## SHORT PROBLEM
Gather each line in the entries that includes the string "skadegörelsebrott".

Figure content listings:
<<<<

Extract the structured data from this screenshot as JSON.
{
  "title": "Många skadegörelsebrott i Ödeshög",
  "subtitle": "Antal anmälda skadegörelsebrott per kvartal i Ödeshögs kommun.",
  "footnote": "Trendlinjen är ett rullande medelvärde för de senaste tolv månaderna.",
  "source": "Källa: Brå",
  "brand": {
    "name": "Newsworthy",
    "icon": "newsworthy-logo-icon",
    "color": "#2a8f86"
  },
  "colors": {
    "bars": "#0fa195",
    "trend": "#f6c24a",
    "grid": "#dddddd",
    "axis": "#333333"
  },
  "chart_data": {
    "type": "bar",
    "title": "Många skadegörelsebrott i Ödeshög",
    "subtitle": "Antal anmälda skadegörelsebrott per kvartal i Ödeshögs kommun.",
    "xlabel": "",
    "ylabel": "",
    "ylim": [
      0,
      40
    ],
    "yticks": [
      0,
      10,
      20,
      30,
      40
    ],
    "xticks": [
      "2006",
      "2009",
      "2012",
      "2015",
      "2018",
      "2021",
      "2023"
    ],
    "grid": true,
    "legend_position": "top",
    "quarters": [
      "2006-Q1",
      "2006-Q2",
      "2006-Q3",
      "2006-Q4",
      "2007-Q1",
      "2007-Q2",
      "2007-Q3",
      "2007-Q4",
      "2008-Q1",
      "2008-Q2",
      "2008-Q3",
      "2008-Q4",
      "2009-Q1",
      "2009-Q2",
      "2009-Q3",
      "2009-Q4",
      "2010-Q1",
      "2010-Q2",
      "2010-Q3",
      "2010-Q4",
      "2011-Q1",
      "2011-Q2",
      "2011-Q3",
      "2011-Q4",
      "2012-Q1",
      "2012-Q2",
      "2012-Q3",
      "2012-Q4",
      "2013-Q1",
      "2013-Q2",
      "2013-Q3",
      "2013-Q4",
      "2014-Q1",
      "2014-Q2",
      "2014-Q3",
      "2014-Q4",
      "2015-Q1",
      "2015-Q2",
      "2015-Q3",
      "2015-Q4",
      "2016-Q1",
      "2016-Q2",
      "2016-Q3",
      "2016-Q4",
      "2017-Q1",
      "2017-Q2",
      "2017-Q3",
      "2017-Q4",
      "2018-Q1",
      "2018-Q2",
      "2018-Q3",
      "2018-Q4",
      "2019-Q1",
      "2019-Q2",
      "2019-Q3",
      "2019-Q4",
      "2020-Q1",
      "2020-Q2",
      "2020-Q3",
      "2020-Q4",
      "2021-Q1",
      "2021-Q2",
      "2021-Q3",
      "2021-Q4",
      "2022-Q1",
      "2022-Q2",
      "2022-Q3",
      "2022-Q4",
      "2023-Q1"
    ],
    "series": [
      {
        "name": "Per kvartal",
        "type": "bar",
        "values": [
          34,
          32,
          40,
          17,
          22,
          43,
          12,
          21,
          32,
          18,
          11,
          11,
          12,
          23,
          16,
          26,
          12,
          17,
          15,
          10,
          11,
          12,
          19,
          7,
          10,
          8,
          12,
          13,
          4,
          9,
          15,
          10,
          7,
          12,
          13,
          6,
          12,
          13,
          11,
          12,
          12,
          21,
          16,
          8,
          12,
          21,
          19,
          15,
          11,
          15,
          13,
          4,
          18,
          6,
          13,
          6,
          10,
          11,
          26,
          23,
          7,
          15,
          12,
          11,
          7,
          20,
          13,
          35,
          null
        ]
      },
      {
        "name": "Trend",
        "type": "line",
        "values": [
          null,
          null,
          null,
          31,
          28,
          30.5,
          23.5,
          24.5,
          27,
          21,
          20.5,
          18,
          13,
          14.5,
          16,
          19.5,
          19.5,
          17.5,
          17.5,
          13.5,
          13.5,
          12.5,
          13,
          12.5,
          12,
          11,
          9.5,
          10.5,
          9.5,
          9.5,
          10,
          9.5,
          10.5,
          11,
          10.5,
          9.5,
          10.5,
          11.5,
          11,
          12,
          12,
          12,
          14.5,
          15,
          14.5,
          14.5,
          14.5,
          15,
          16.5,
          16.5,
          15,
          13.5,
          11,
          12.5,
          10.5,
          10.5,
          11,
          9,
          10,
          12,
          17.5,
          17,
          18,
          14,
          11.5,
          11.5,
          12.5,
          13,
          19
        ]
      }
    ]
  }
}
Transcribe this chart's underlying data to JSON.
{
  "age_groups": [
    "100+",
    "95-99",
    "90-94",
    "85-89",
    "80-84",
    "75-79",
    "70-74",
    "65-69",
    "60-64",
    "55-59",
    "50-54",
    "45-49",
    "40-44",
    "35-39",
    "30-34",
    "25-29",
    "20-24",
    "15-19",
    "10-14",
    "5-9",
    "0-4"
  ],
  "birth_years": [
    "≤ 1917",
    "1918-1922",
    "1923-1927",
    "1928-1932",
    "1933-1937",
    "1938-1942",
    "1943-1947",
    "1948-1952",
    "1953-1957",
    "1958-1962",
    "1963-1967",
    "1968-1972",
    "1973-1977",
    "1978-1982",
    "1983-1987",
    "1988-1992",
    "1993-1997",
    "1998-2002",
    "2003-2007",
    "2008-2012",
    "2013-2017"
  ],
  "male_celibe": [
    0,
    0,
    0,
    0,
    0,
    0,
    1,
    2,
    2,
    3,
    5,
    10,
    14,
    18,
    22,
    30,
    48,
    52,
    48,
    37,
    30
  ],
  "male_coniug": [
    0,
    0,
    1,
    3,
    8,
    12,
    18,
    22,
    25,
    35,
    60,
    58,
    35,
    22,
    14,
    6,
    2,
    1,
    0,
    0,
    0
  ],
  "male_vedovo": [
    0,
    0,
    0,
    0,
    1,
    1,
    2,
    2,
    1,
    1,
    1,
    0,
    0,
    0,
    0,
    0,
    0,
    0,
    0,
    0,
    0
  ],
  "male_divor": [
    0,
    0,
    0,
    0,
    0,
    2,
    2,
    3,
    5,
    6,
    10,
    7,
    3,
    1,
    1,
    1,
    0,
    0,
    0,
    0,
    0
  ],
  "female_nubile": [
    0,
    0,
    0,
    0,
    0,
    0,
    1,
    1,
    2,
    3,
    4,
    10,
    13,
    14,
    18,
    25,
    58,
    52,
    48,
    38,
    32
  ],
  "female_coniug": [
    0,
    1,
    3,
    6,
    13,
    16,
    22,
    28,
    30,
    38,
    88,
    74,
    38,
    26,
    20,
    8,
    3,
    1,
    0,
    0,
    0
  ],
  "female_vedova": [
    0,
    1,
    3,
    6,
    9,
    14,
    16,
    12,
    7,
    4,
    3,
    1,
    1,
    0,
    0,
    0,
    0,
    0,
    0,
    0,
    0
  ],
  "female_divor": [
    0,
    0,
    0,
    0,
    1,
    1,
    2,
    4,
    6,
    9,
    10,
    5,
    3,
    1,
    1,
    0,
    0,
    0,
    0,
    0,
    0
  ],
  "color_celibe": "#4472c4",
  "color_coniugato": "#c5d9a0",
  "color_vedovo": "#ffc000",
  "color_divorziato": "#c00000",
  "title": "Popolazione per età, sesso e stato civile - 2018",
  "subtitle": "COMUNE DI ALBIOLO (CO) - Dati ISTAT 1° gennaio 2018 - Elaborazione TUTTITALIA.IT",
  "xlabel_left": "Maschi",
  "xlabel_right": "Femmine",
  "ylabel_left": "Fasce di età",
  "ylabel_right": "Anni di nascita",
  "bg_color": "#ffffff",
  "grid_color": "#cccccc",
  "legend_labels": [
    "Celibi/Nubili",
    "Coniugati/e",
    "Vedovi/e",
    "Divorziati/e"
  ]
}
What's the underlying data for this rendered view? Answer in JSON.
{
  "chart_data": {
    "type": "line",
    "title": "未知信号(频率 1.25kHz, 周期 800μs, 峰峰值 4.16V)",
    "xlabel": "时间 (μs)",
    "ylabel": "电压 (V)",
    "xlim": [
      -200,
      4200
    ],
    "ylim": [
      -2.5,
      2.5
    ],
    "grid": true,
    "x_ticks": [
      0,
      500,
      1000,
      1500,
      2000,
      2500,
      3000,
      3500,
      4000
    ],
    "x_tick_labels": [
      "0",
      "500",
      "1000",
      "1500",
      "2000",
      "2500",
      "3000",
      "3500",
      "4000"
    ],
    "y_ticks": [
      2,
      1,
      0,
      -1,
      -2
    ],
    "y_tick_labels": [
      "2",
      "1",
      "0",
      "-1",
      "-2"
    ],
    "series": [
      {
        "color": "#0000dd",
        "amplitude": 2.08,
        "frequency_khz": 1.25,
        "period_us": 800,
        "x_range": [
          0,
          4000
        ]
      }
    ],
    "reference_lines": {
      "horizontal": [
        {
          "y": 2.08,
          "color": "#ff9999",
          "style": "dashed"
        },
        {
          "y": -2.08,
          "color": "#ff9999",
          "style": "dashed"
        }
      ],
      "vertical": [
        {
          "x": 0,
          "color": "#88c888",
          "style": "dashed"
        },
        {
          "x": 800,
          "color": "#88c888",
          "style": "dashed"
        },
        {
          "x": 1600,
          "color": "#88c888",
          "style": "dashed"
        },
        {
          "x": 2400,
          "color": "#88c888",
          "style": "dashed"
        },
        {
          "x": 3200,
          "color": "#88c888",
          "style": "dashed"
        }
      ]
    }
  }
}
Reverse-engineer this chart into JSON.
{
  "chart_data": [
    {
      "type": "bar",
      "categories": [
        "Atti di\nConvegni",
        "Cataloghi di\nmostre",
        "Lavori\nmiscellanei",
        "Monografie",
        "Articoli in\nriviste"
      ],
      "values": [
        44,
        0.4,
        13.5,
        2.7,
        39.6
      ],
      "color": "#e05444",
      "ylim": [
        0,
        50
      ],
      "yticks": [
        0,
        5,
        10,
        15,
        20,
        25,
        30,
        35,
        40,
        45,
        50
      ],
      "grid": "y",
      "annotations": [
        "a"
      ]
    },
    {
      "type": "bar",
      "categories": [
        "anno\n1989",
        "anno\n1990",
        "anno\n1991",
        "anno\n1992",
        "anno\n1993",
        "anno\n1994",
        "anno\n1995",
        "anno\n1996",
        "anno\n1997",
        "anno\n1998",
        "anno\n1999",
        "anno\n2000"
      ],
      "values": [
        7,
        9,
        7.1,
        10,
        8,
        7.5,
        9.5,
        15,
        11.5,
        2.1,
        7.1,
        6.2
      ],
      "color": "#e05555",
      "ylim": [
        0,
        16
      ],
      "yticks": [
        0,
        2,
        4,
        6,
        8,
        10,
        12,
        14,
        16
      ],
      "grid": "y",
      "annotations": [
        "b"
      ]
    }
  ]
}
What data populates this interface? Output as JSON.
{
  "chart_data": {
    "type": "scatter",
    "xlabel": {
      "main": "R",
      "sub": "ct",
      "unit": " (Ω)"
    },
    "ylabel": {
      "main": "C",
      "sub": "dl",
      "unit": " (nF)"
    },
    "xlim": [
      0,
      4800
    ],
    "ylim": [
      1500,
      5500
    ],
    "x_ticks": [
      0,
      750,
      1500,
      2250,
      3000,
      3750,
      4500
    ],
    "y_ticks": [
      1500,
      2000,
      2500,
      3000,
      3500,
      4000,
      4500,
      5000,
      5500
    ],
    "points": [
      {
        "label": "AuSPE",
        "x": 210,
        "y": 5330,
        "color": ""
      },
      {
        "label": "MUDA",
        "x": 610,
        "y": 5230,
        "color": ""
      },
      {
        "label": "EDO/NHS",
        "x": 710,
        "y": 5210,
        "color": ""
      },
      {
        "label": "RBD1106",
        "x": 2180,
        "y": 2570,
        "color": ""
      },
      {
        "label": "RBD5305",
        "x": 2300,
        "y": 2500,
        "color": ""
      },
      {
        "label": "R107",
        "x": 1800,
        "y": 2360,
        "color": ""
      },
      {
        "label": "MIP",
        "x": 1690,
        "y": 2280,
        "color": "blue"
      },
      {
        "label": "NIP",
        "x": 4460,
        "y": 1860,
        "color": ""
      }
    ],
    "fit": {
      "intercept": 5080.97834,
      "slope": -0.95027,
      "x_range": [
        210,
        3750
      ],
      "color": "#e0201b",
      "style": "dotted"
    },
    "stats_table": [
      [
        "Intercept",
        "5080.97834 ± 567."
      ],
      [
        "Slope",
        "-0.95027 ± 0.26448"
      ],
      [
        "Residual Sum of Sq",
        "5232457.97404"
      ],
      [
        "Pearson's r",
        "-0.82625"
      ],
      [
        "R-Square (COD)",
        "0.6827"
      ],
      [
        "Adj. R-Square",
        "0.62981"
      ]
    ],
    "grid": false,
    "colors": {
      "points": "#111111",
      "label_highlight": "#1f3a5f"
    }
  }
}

>>>>

## THE SOLUTION
  "title": "Många skadegörelsebrott i Ödeshög",
  "subtitle": "Antal anmälda skadegörelsebrott per kvartal i Ödeshögs kommun.",
    "title": "Många skadegörelsebrott i Ödeshög",
    "subtitle": "Antal anmälda skadegörelsebrott per kvartal i Ödeshögs kommun.",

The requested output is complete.